_Prompt_
From the entries below, extract every line that includes the word "icon".

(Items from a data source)
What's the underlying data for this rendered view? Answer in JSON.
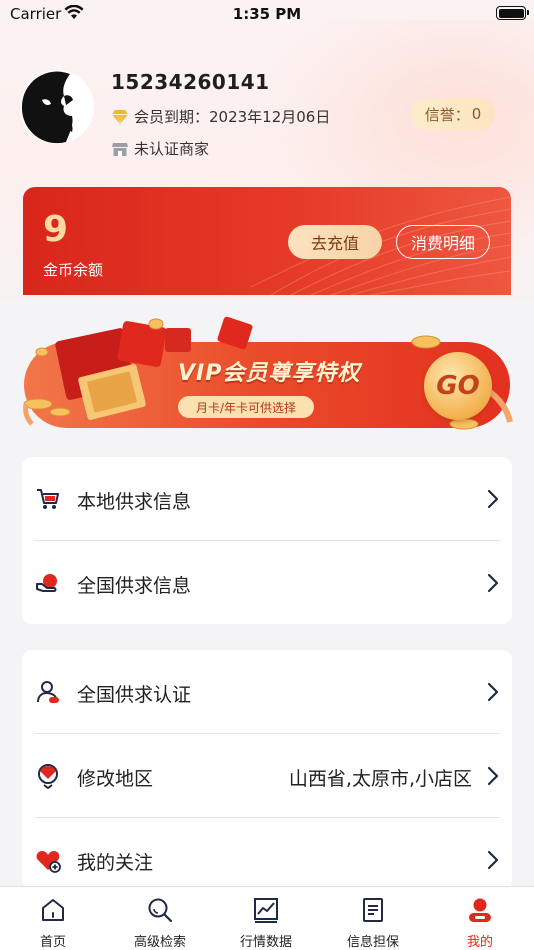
{
  "status_bar": {
    "carrier": "Carrier",
    "time": "1:35 PM"
  },
  "profile": {
    "phone": "15234260141",
    "vip_expiry": "会员到期：2023年12月06日",
    "merchant_status": "未认证商家",
    "credit_label": "信誉：",
    "credit_value": "0"
  },
  "coin_card": {
    "balance": "9",
    "balance_label": "金币余额",
    "recharge_label": "去充值",
    "detail_label": "消费明细"
  },
  "vip_banner": {
    "title": "VIP会员尊享特权",
    "subtitle": "月卡/年卡可供选择",
    "go_label": "GO"
  },
  "menu_group_1": [
    {
      "label": "本地供求信息",
      "icon": "cart-icon"
    },
    {
      "label": "全国供求信息",
      "icon": "hand-heart-icon"
    }
  ],
  "menu_group_2": [
    {
      "label": "全国供求认证",
      "icon": "user-verify-icon"
    },
    {
      "label": "修改地区",
      "value": "山西省,太原市,小店区",
      "icon": "location-icon"
    },
    {
      "label": "我的关注",
      "icon": "heart-plus-icon"
    }
  ],
  "tabbar": [
    {
      "label": "首页",
      "icon": "home-icon"
    },
    {
      "label": "高级检索",
      "icon": "search-icon"
    },
    {
      "label": "行情数据",
      "icon": "chart-icon"
    },
    {
      "label": "信息担保",
      "icon": "document-icon"
    },
    {
      "label": "我的",
      "icon": "profile-icon",
      "active": true
    }
  ],
  "colors": {
    "accent_red": "#e0281e",
    "gold": "#ffd9a0",
    "credit_bg": "#fde4bf"
  }
}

_The result_
      "icon": "cart-icon"
      "icon": "hand-heart-icon"
      "icon": "user-verify-icon"
      "icon": "location-icon"
      "icon": "heart-plus-icon"
      "icon": "home-icon"
      "icon": "search-icon"
      "icon": "chart-icon"
      "icon": "document-icon"
      "icon": "profile-icon",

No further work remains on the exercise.